_Task statement:_ Reproduce every one of the items below verbatim, line by line, without changing anything.

━━━━━ Material for the task

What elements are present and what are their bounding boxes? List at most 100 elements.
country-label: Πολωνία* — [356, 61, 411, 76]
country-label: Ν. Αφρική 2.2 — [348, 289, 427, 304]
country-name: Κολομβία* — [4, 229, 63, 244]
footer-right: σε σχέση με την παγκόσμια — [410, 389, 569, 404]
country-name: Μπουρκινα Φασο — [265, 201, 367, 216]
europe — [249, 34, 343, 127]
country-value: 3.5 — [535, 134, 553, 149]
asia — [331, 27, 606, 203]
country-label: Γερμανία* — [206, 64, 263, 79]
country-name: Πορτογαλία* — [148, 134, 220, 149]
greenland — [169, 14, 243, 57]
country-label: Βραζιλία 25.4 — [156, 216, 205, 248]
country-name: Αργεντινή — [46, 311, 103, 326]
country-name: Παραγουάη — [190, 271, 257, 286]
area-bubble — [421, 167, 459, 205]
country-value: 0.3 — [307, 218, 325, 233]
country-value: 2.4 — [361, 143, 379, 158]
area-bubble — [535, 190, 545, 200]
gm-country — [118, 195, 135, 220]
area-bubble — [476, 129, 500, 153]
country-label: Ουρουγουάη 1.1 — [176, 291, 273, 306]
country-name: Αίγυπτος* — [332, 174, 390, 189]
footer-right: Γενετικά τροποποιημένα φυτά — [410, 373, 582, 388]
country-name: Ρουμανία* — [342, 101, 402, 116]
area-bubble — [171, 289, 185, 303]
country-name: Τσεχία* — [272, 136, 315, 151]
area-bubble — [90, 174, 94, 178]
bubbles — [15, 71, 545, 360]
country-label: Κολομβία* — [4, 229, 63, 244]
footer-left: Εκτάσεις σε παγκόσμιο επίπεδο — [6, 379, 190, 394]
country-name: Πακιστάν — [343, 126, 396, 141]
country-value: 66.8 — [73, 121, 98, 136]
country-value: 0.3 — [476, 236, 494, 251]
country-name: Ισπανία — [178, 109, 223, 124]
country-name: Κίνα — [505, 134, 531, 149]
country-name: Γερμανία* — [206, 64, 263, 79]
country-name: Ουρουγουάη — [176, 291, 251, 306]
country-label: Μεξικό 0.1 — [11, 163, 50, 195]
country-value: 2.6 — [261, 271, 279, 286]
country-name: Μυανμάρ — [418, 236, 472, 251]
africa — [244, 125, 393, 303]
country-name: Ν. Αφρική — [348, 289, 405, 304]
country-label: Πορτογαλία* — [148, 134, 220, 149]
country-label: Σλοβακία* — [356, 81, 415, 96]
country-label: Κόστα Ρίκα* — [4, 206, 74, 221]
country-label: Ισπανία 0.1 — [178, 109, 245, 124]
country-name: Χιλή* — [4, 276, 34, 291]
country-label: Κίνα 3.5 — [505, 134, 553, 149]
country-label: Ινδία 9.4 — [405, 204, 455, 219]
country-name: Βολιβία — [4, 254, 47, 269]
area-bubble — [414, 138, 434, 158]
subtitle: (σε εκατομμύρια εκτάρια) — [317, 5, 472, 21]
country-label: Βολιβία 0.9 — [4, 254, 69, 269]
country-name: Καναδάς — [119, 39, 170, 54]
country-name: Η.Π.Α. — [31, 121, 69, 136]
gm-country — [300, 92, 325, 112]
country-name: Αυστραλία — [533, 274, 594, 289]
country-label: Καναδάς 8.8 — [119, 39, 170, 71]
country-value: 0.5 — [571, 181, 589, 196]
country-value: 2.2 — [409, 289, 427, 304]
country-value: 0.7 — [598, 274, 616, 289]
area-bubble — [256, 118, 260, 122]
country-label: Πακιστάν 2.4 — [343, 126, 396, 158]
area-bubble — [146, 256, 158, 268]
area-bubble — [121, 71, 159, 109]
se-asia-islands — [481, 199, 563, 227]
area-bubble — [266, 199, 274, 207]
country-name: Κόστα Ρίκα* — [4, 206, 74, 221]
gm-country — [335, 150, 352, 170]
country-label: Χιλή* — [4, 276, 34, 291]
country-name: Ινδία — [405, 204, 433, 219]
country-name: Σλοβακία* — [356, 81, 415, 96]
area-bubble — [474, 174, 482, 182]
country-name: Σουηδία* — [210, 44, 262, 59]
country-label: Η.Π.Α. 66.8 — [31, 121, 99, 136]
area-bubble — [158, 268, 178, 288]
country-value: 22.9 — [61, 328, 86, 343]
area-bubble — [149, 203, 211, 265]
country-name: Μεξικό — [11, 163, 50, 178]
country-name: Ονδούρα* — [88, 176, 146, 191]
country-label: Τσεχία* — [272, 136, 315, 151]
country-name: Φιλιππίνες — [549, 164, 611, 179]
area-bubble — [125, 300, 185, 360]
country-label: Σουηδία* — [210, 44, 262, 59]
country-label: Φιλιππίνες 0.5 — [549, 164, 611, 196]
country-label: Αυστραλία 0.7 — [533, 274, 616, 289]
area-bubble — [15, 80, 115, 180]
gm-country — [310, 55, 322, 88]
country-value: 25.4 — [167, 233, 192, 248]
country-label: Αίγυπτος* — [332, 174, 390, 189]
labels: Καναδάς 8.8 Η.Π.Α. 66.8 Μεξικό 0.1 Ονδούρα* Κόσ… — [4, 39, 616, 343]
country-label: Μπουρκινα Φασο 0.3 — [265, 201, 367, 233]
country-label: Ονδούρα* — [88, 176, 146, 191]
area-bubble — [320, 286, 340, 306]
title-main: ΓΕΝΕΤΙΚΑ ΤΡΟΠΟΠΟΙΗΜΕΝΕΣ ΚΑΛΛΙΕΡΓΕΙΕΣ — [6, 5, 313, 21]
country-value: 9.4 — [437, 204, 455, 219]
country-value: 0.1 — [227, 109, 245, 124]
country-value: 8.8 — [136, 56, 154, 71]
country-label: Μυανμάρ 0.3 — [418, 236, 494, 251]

━━━━━━━━━━

_Answer below:_
What elements are present and what are their bounding boxes? List at most 100 elements.
country-label: Πολωνία* — [356, 61, 411, 76]
country-label: Ν. Αφρική 2.2 — [348, 289, 427, 304]
country-name: Κολομβία* — [4, 229, 63, 244]
footer-right: σε σχέση με την παγκόσμια — [410, 389, 569, 404]
country-name: Μπουρκινα Φασο — [265, 201, 367, 216]
europe — [249, 34, 343, 127]
country-value: 3.5 — [535, 134, 553, 149]
asia — [331, 27, 606, 203]
country-label: Γερμανία* — [206, 64, 263, 79]
country-name: Πορτογαλία* — [148, 134, 220, 149]
greenland — [169, 14, 243, 57]
country-label: Βραζιλία 25.4 — [156, 216, 205, 248]
country-name: Αργεντινή — [46, 311, 103, 326]
country-name: Παραγουάη — [190, 271, 257, 286]
area-bubble — [421, 167, 459, 205]
country-value: 0.3 — [307, 218, 325, 233]
country-value: 2.4 — [361, 143, 379, 158]
area-bubble — [535, 190, 545, 200]
gm-country — [118, 195, 135, 220]
area-bubble — [476, 129, 500, 153]
country-label: Ουρουγουάη 1.1 — [176, 291, 273, 306]
country-name: Αίγυπτος* — [332, 174, 390, 189]
footer-right: Γενετικά τροποποιημένα φυτά — [410, 373, 582, 388]
country-name: Ρουμανία* — [342, 101, 402, 116]
area-bubble — [171, 289, 185, 303]
country-name: Τσεχία* — [272, 136, 315, 151]
area-bubble — [90, 174, 94, 178]
bubbles — [15, 71, 545, 360]
country-label: Κολομβία* — [4, 229, 63, 244]
footer-left: Εκτάσεις σε παγκόσμιο επίπεδο — [6, 379, 190, 394]
country-name: Πακιστάν — [343, 126, 396, 141]
country-value: 66.8 — [73, 121, 98, 136]
country-value: 0.3 — [476, 236, 494, 251]
country-name: Ισπανία — [178, 109, 223, 124]
country-name: Κίνα — [505, 134, 531, 149]
country-name: Γερμανία* — [206, 64, 263, 79]
country-name: Ουρουγουάη — [176, 291, 251, 306]
country-label: Μεξικό 0.1 — [11, 163, 50, 195]
country-value: 2.6 — [261, 271, 279, 286]
country-name: Μυανμάρ — [418, 236, 472, 251]
africa — [244, 125, 393, 303]
country-name: Ν. Αφρική — [348, 289, 405, 304]
country-label: Πορτογαλία* — [148, 134, 220, 149]
country-label: Σλοβακία* — [356, 81, 415, 96]
country-label: Κόστα Ρίκα* — [4, 206, 74, 221]
country-label: Ισπανία 0.1 — [178, 109, 245, 124]
country-name: Χιλή* — [4, 276, 34, 291]
country-label: Κίνα 3.5 — [505, 134, 553, 149]
country-label: Ινδία 9.4 — [405, 204, 455, 219]
country-name: Βολιβία — [4, 254, 47, 269]
area-bubble — [414, 138, 434, 158]
subtitle: (σε εκατομμύρια εκτάρια) — [317, 5, 472, 21]
country-label: Βολιβία 0.9 — [4, 254, 69, 269]
country-name: Καναδάς — [119, 39, 170, 54]
country-name: Η.Π.Α. — [31, 121, 69, 136]
gm-country — [300, 92, 325, 112]
country-name: Αυστραλία — [533, 274, 594, 289]
country-label: Καναδάς 8.8 — [119, 39, 170, 71]
country-value: 0.5 — [571, 181, 589, 196]
country-value: 2.2 — [409, 289, 427, 304]
country-value: 0.7 — [598, 274, 616, 289]
area-bubble — [256, 118, 260, 122]
country-label: Πακιστάν 2.4 — [343, 126, 396, 158]
area-bubble — [146, 256, 158, 268]
area-bubble — [121, 71, 159, 109]
se-asia-islands — [481, 199, 563, 227]
area-bubble — [266, 199, 274, 207]
country-name: Κόστα Ρίκα* — [4, 206, 74, 221]
gm-country — [335, 150, 352, 170]
country-label: Χιλή* — [4, 276, 34, 291]
country-name: Ινδία — [405, 204, 433, 219]
country-name: Σλοβακία* — [356, 81, 415, 96]
area-bubble — [474, 174, 482, 182]
country-name: Σουηδία* — [210, 44, 262, 59]
country-label: Η.Π.Α. 66.8 — [31, 121, 99, 136]
area-bubble — [158, 268, 178, 288]
country-value: 22.9 — [61, 328, 86, 343]
area-bubble — [149, 203, 211, 265]
country-name: Μεξικό — [11, 163, 50, 178]
country-name: Ονδούρα* — [88, 176, 146, 191]
country-label: Τσεχία* — [272, 136, 315, 151]
country-name: Φιλιππίνες — [549, 164, 611, 179]
area-bubble — [125, 300, 185, 360]
country-label: Σουηδία* — [210, 44, 262, 59]
country-label: Φιλιππίνες 0.5 — [549, 164, 611, 196]
country-label: Αυστραλία 0.7 — [533, 274, 616, 289]
area-bubble — [15, 80, 115, 180]
gm-country — [310, 55, 322, 88]
country-value: 25.4 — [167, 233, 192, 248]
country-label: Αίγυπτος* — [332, 174, 390, 189]
labels: Καναδάς 8.8 Η.Π.Α. 66.8 Μεξικό 0.1 Ονδούρα* Κόσ… — [4, 39, 616, 343]
country-label: Μπουρκινα Φασο 0.3 — [265, 201, 367, 233]
country-label: Ονδούρα* — [88, 176, 146, 191]
area-bubble — [320, 286, 340, 306]
title-main: ΓΕΝΕΤΙΚΑ ΤΡΟΠΟΠΟΙΗΜΕΝΕΣ ΚΑΛΛΙΕΡΓΕΙΕΣ — [6, 5, 313, 21]
country-value: 9.4 — [437, 204, 455, 219]
country-value: 0.1 — [227, 109, 245, 124]
country-value: 8.8 — [136, 56, 154, 71]
country-label: Μυανμάρ 0.3 — [418, 236, 494, 251]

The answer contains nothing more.